## Challenge
All of the data below should be written out exactly.
## start Listed entries
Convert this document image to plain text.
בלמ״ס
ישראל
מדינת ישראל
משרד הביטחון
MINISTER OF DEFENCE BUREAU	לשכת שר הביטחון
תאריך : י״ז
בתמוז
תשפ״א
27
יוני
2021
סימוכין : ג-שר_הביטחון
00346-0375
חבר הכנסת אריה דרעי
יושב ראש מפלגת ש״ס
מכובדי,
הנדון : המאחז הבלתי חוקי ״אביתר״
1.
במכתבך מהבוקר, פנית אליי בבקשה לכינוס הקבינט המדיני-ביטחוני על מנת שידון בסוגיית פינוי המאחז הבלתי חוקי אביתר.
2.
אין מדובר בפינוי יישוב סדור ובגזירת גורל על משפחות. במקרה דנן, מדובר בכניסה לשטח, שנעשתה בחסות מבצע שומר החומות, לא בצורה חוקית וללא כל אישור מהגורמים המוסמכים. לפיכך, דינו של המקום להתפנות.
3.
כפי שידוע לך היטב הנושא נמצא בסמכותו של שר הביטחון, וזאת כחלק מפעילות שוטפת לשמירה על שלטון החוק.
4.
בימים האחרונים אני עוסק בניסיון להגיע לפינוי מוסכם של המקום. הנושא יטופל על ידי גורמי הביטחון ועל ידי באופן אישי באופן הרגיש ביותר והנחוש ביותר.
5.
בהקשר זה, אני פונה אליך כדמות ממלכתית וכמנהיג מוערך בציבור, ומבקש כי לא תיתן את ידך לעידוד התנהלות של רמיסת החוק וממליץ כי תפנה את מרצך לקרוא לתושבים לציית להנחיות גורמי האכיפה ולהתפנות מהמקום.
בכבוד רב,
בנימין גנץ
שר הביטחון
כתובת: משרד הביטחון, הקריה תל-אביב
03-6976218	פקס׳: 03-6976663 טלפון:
## end Listed entries
## Exercise response
Convert this document image to plain text.
בלמ״ס
ישראל
מדינת ישראל
משרד הביטחון
MINISTER OF DEFENCE BUREAU	לשכת שר הביטחון
תאריך : י״ז
בתמוז
תשפ״א
27
יוני
2021
סימוכין : ג-שר_הביטחון
00346-0375
חבר הכנסת אריה דרעי
יושב ראש מפלגת ש״ס
מכובדי,
הנדון : המאחז הבלתי חוקי ״אביתר״
1.
במכתבך מהבוקר, פנית אליי בבקשה לכינוס הקבינט המדיני-ביטחוני על מנת שידון בסוגיית פינוי המאחז הבלתי חוקי אביתר.
2.
אין מדובר בפינוי יישוב סדור ובגזירת גורל על משפחות. במקרה דנן, מדובר בכניסה לשטח, שנעשתה בחסות מבצע שומר החומות, לא בצורה חוקית וללא כל אישור מהגורמים המוסמכים. לפיכך, דינו של המקום להתפנות.
3.
כפי שידוע לך היטב הנושא נמצא בסמכותו של שר הביטחון, וזאת כחלק מפעילות שוטפת לשמירה על שלטון החוק.
4.
בימים האחרונים אני עוסק בניסיון להגיע לפינוי מוסכם של המקום. הנושא יטופל על ידי גורמי הביטחון ועל ידי באופן אישי באופן הרגיש ביותר והנחוש ביותר.
5.
בהקשר זה, אני פונה אליך כדמות ממלכתית וכמנהיג מוערך בציבור, ומבקש כי לא תיתן את ידך לעידוד התנהלות של רמיסת החוק וממליץ כי תפנה את מרצך לקרוא לתושבים לציית להנחיות גורמי האכיפה ולהתפנות מהמקום.
בכבוד רב,
בנימין גנץ
שר הביטחון
כתובת: משרד הביטחון, הקריה תל-אביב
03-6976218	פקס׳: 03-6976663 טלפון:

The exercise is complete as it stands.